Berlin: “Cartel yan yana can cana beraber, Almanya’nın caddelerinden al sana haber.”
Berlin’de Türkler’in en çok bulunduğu bölge olan, kısaca Türk Mahallesi Kreuzberg, “Berlin’in Küçük İstanbul“u olarak da anılıyor. Dönerci, bar, nargile kafe, pub, baklavacı ve gece kulüpleri iç içe geçmiş durumda. Eskiden komple Türkler’in hakimiyetinde olan bölge, zamanla daha cool bir yapıya kavuşarak Galata, Karaköy, Cihangir kafasına bürünmüş ve bohem mekânlarla dolu güzel bir bölge olmuş. Gitmeden önce “ya yeterince Türk görüyoruz zaten, Almanlar’ın takıldığı bir yerlere gidelim” önyargımızı gerçekten kırdı. Herkes orada. Özellikle gece hayatında barlar Almanlar’la dolup taşıyor. Kosmopolit bu bölge sanatçı mekânı da diyebiliriz. Hatta okuduğum bir yazıya göre David Bowie de bir albüm kaydı sırasında bir süre bu alanda yaşamış. Berlin in Berlin filmi de burada çekilmiş. Biraz da özgürlükler bölgesi aslında. Farklı görüşten, farklı görünüşten olan herkes burada.
Gündüz gezmesi de akşam gezmesi de oldukça keyifli. Biz önce gündüz gözüyle görelim istedik. Dilek Çiçekçisi, Derya Bakkal, Sevgi Börekçisi, Gaziantep Baklavacısı ve Türkiye’ye ait daha birçok dükkân. Sokaklarında yürürken herkesin Türkçe konuşmasına şahit olabilirsiniz.

◆ **İstekler**:
a: Kreuzberg yazısına göre bu bölgede hangi film çekilmiş?
b: Kreuzberg yazısını son cümlesinden sonra devam ettirir misiniz?

(Bir koleksiyondan kaydedilmiş öğeler)
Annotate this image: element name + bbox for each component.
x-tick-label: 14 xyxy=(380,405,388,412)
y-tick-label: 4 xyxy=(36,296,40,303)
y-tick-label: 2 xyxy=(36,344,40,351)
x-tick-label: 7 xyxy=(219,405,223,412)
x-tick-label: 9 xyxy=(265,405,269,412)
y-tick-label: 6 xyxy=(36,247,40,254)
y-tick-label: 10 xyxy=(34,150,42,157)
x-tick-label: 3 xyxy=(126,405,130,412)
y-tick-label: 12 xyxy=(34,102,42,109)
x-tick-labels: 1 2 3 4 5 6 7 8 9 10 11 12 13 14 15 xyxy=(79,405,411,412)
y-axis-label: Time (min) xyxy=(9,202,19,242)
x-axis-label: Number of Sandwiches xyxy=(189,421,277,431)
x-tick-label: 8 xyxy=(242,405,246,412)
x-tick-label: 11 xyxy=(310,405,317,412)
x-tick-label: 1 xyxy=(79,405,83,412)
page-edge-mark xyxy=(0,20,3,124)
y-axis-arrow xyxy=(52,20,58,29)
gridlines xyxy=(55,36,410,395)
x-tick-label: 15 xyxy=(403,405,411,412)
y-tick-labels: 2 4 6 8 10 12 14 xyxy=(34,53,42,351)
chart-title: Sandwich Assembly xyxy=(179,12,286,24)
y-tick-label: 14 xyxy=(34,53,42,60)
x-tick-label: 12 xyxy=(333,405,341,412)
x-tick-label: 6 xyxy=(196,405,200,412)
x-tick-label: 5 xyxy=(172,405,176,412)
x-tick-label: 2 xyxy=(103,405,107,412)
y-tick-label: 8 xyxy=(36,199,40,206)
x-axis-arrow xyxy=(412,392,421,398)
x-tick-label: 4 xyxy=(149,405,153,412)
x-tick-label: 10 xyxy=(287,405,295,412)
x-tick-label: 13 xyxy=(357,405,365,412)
* * *
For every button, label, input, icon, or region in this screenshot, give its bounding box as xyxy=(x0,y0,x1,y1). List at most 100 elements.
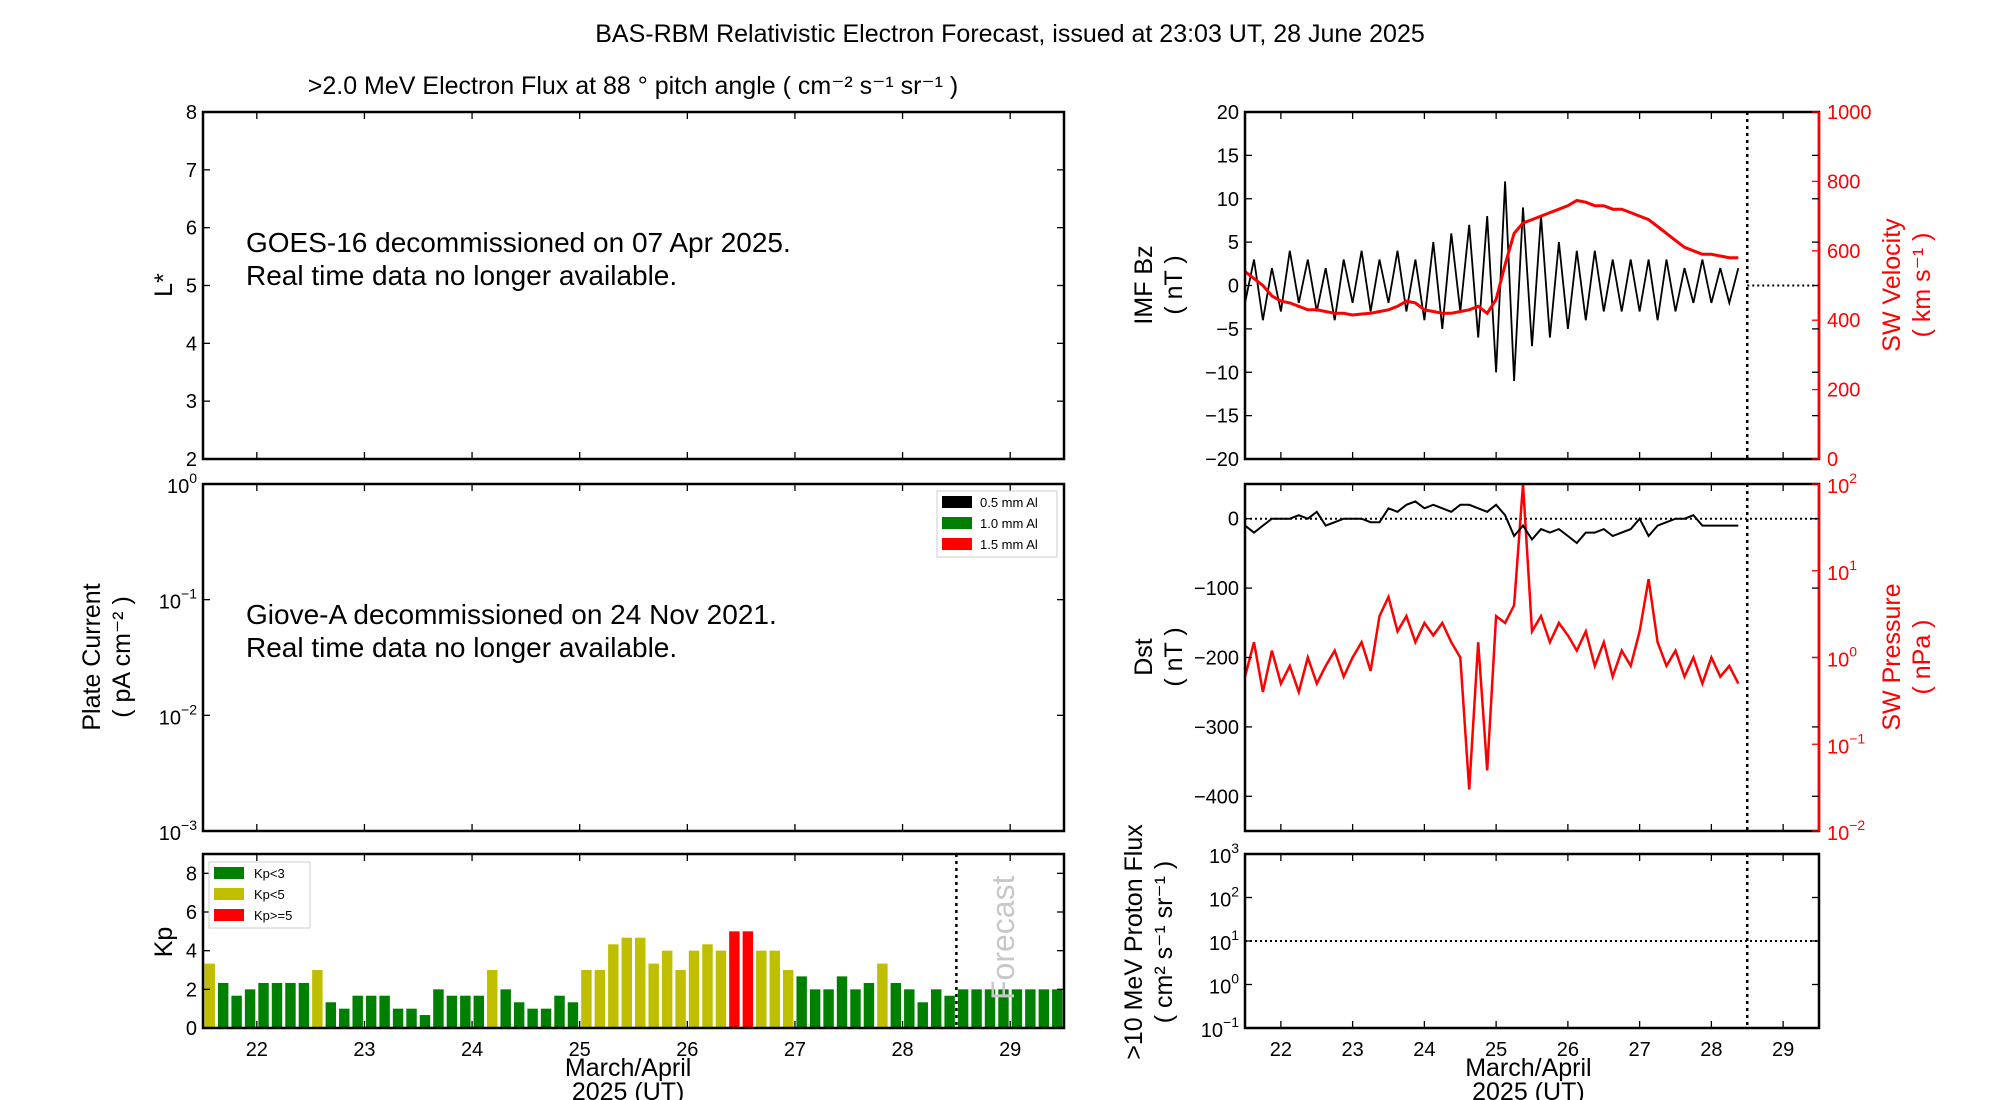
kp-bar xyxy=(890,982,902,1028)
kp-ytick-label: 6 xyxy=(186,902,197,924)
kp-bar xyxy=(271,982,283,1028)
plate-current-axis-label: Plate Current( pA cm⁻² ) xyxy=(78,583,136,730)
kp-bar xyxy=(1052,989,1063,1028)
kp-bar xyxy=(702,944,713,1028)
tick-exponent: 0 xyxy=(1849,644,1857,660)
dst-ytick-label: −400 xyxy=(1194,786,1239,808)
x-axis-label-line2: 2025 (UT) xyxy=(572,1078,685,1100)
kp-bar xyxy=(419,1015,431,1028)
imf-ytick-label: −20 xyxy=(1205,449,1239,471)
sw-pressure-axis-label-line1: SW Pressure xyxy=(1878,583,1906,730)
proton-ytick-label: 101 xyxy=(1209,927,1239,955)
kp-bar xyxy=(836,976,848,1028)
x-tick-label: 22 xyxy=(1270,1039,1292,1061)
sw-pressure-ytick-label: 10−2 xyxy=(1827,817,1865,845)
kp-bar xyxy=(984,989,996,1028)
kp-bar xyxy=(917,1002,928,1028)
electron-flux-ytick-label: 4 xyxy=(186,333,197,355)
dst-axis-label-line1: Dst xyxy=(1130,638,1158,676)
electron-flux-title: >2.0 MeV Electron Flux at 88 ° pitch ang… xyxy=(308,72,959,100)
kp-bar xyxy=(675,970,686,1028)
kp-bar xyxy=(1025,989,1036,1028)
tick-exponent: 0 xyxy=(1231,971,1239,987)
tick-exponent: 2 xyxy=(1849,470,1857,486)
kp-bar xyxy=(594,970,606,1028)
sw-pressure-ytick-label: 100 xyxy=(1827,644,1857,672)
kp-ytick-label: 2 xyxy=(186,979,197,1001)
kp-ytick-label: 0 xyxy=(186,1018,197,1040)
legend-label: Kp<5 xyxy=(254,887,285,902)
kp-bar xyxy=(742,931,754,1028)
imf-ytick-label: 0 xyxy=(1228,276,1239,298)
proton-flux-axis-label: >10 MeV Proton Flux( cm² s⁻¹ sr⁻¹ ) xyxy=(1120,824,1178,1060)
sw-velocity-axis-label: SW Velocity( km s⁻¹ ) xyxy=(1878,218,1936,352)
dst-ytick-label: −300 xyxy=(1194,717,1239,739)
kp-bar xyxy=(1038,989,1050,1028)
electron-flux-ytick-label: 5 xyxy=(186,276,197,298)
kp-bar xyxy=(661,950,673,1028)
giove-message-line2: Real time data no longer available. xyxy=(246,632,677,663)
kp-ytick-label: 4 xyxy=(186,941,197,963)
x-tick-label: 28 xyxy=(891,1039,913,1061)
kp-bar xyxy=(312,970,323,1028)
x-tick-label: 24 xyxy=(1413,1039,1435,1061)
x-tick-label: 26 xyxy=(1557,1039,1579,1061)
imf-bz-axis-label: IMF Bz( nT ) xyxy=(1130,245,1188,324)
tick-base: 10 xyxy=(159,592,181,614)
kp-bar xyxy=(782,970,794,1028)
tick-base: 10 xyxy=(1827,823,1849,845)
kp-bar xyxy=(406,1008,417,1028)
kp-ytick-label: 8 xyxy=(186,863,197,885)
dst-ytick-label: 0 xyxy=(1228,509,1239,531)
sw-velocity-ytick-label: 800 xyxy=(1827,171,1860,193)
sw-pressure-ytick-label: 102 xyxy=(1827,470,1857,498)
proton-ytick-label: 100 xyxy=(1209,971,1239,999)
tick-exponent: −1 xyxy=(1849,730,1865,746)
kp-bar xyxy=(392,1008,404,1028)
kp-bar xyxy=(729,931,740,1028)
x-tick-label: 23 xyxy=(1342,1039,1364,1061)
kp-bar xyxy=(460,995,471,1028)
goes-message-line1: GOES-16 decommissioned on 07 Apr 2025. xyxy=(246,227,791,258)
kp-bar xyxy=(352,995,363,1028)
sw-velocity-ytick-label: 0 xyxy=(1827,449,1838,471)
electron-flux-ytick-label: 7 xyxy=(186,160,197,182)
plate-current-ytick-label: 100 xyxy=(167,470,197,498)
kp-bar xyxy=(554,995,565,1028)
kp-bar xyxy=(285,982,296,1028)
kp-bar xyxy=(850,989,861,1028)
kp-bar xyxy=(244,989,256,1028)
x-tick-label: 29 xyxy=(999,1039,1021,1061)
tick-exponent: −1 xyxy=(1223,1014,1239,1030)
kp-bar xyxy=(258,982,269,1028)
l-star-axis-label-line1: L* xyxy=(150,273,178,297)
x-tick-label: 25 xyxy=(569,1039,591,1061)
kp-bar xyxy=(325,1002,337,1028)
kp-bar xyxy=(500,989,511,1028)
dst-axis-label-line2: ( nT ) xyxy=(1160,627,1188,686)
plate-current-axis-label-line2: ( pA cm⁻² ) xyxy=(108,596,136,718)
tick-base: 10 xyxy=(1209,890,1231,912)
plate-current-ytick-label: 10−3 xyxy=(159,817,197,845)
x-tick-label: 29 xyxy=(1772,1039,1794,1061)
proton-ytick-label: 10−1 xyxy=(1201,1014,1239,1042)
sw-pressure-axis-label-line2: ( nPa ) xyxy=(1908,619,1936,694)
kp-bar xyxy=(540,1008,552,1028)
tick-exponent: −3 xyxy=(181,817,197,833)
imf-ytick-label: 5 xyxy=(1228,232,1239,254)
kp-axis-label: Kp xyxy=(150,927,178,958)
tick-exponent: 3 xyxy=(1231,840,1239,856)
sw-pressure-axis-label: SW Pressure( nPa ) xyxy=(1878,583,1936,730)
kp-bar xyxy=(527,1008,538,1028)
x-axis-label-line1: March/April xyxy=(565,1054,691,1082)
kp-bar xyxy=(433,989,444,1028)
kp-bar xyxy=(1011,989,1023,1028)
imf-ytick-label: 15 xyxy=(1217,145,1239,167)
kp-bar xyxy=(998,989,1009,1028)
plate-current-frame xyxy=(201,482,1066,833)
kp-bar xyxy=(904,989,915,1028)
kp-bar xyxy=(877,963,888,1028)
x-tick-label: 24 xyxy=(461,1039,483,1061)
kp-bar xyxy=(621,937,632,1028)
---
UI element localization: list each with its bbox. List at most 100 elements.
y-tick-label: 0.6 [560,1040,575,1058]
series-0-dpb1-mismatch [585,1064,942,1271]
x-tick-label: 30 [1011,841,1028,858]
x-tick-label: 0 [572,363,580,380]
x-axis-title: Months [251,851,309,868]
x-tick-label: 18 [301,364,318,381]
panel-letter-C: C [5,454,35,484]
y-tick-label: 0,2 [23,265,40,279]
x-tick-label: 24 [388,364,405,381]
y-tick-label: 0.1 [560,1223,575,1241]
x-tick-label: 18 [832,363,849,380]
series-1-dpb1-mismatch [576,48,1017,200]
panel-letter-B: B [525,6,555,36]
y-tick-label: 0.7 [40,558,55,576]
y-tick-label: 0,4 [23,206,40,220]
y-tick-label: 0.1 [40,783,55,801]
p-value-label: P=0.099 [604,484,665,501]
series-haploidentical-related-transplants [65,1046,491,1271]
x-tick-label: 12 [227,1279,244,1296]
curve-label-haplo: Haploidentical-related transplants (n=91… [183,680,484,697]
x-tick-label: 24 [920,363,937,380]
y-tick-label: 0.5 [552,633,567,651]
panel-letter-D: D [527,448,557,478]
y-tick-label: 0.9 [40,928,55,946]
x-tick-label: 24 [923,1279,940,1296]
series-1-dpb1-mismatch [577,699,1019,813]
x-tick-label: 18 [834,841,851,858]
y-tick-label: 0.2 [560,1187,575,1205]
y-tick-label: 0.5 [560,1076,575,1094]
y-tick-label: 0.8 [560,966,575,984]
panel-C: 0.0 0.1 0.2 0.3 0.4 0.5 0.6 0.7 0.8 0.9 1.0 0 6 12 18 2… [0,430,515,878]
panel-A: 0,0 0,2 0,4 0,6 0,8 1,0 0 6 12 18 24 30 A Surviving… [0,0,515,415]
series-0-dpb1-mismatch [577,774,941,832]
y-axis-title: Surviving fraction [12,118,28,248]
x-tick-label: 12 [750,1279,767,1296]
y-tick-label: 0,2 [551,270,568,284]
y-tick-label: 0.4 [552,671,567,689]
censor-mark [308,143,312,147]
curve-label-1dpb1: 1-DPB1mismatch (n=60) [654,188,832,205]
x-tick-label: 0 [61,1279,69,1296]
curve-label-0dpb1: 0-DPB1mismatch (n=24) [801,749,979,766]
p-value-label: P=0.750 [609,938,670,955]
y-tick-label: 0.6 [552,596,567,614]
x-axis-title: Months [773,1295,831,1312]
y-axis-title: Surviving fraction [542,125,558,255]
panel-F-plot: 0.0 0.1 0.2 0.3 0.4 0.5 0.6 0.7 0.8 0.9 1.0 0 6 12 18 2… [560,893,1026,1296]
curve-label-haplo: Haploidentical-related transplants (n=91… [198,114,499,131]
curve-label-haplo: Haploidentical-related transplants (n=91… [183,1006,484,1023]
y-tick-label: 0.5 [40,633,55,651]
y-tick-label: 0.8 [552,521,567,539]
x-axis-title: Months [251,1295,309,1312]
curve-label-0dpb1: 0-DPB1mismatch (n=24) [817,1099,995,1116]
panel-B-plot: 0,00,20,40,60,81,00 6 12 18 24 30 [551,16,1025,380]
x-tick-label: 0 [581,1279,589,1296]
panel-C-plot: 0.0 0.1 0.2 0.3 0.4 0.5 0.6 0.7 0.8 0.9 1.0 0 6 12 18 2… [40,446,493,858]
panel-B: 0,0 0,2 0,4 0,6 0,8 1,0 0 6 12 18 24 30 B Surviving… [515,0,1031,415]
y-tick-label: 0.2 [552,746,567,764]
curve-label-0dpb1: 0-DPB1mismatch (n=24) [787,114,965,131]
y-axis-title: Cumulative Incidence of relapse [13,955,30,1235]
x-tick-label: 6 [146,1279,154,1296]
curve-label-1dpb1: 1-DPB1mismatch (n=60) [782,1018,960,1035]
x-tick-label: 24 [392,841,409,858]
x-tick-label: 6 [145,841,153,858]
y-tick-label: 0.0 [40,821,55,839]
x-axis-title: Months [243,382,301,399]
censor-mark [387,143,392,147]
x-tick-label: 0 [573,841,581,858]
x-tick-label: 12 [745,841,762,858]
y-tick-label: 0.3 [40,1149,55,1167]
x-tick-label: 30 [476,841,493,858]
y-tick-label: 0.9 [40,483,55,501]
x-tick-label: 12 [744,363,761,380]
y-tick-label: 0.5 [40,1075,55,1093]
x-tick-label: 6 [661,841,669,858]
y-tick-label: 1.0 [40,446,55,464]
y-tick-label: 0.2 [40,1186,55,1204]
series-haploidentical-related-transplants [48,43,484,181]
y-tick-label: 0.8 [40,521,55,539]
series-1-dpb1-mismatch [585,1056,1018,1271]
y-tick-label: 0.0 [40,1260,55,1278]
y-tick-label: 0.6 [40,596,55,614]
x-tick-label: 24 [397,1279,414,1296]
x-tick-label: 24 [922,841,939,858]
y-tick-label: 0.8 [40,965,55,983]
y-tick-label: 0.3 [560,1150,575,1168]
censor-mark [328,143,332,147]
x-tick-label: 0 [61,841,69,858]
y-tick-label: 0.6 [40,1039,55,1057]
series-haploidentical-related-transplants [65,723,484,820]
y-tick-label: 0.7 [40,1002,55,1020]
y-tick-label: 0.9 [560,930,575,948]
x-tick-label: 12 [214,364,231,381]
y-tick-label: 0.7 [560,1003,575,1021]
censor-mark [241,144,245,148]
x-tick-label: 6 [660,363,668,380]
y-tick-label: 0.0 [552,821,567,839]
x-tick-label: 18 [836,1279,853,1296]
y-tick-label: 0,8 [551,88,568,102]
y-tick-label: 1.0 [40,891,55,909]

◆ **Görev çıktıları**:
a: Berlin in Berlin filmi.

b:
Yavaş yavaş karnımız acıkmaya başlarken, övgüsünü duyduğumuz Mustafa’s Gemues Döner’i denemek için google’dan haritalarımıza konumumuzu ekledik. Yaklaşık yarım saat sıra bekleyeceğimiz bir kulübe olarak gelen bilgide Alman, İtalyan, İspanyol herkes Mustafa’nın sebzeli döner büfesi önünde inanılmaz bir kuyruk oluşturmuştu. Merakımızla birlikte 1 saatten fazla bu kuyruğu bekledik. Bir yandan “İstanbul’da olsa dönerin yüzüne bakmayız” dedik, ama yine de bekledik. Bizde 2 ile 5 tl arasında yiyebileceğimiz tavuk dönere 4.5 Euro verdik ama içine koyduğu sebzelerde oldukça dolu ve değişikti. Közlenmiş ya da kızartılmış kabak, patates, havuç, patlıcan, biber ve soslarla oldukça doyurucu.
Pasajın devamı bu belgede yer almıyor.